What you should do: Your task is to restate the data word for word.

Stored data:
- - - - -

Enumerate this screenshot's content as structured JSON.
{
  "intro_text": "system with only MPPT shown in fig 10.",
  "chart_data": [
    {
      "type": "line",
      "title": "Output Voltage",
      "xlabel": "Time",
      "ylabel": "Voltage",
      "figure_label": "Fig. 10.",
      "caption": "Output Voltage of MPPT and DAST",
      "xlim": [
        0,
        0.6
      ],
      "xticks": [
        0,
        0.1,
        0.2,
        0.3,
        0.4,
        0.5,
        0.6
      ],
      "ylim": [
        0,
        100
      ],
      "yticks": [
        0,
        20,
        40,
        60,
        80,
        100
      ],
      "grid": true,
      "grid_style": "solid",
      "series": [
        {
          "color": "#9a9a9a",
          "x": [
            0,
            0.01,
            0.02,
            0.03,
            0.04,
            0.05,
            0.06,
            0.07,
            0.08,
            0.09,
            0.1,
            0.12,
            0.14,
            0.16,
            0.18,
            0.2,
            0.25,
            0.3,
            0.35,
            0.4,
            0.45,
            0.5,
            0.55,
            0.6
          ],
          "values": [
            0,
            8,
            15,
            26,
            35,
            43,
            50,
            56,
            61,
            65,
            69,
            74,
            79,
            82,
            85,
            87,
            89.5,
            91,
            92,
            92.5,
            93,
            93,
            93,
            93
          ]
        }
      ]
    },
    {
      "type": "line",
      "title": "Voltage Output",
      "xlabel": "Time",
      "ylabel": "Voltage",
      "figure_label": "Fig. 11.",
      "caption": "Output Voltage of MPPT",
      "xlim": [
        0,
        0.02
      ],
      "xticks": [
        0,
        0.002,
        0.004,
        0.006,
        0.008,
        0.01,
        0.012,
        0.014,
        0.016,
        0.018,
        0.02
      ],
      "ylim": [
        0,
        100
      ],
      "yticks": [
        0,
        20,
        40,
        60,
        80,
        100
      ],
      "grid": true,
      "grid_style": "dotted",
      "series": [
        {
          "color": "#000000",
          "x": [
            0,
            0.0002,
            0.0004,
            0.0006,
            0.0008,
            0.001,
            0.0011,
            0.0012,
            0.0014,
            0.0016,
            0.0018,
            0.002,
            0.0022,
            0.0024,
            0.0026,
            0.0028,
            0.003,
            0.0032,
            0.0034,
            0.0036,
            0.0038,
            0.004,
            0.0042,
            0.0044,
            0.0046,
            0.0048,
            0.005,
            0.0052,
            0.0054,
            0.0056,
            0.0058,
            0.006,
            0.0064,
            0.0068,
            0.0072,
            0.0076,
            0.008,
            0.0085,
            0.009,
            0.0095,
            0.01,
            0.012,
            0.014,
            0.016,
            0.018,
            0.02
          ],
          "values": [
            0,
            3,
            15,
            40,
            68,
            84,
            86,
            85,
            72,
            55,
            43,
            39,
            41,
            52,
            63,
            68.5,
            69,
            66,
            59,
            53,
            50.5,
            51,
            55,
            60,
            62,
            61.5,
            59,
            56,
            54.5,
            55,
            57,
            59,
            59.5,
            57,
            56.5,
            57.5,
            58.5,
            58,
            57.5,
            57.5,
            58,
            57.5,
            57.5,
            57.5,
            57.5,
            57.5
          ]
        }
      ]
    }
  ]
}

- - - - -

Answer to the problem:
Enumerate this screenshot's content as structured JSON.
{
  "intro_text": "system with only MPPT shown in fig 10.",
  "chart_data": [
    {
      "type": "line",
      "title": "Output Voltage",
      "xlabel": "Time",
      "ylabel": "Voltage",
      "figure_label": "Fig. 10.",
      "caption": "Output Voltage of MPPT and DAST",
      "xlim": [
        0,
        0.6
      ],
      "xticks": [
        0,
        0.1,
        0.2,
        0.3,
        0.4,
        0.5,
        0.6
      ],
      "ylim": [
        0,
        100
      ],
      "yticks": [
        0,
        20,
        40,
        60,
        80,
        100
      ],
      "grid": true,
      "grid_style": "solid",
      "series": [
        {
          "color": "#9a9a9a",
          "x": [
            0,
            0.01,
            0.02,
            0.03,
            0.04,
            0.05,
            0.06,
            0.07,
            0.08,
            0.09,
            0.1,
            0.12,
            0.14,
            0.16,
            0.18,
            0.2,
            0.25,
            0.3,
            0.35,
            0.4,
            0.45,
            0.5,
            0.55,
            0.6
          ],
          "values": [
            0,
            8,
            15,
            26,
            35,
            43,
            50,
            56,
            61,
            65,
            69,
            74,
            79,
            82,
            85,
            87,
            89.5,
            91,
            92,
            92.5,
            93,
            93,
            93,
            93
          ]
        }
      ]
    },
    {
      "type": "line",
      "title": "Voltage Output",
      "xlabel": "Time",
      "ylabel": "Voltage",
      "figure_label": "Fig. 11.",
      "caption": "Output Voltage of MPPT",
      "xlim": [
        0,
        0.02
      ],
      "xticks": [
        0,
        0.002,
        0.004,
        0.006,
        0.008,
        0.01,
        0.012,
        0.014,
        0.016,
        0.018,
        0.02
      ],
      "ylim": [
        0,
        100
      ],
      "yticks": [
        0,
        20,
        40,
        60,
        80,
        100
      ],
      "grid": true,
      "grid_style": "dotted",
      "series": [
        {
          "color": "#000000",
          "x": [
            0,
            0.0002,
            0.0004,
            0.0006,
            0.0008,
            0.001,
            0.0011,
            0.0012,
            0.0014,
            0.0016,
            0.0018,
            0.002,
            0.0022,
            0.0024,
            0.0026,
            0.0028,
            0.003,
            0.0032,
            0.0034,
            0.0036,
            0.0038,
            0.004,
            0.0042,
            0.0044,
            0.0046,
            0.0048,
            0.005,
            0.0052,
            0.0054,
            0.0056,
            0.0058,
            0.006,
            0.0064,
            0.0068,
            0.0072,
            0.0076,
            0.008,
            0.0085,
            0.009,
            0.0095,
            0.01,
            0.012,
            0.014,
            0.016,
            0.018,
            0.02
          ],
          "values": [
            0,
            3,
            15,
            40,
            68,
            84,
            86,
            85,
            72,
            55,
            43,
            39,
            41,
            52,
            63,
            68.5,
            69,
            66,
            59,
            53,
            50.5,
            51,
            55,
            60,
            62,
            61.5,
            59,
            56,
            54.5,
            55,
            57,
            59,
            59.5,
            57,
            56.5,
            57.5,
            58.5,
            58,
            57.5,
            57.5,
            58,
            57.5,
            57.5,
            57.5,
            57.5,
            57.5
          ]
        }
      ]
    }
  ]
}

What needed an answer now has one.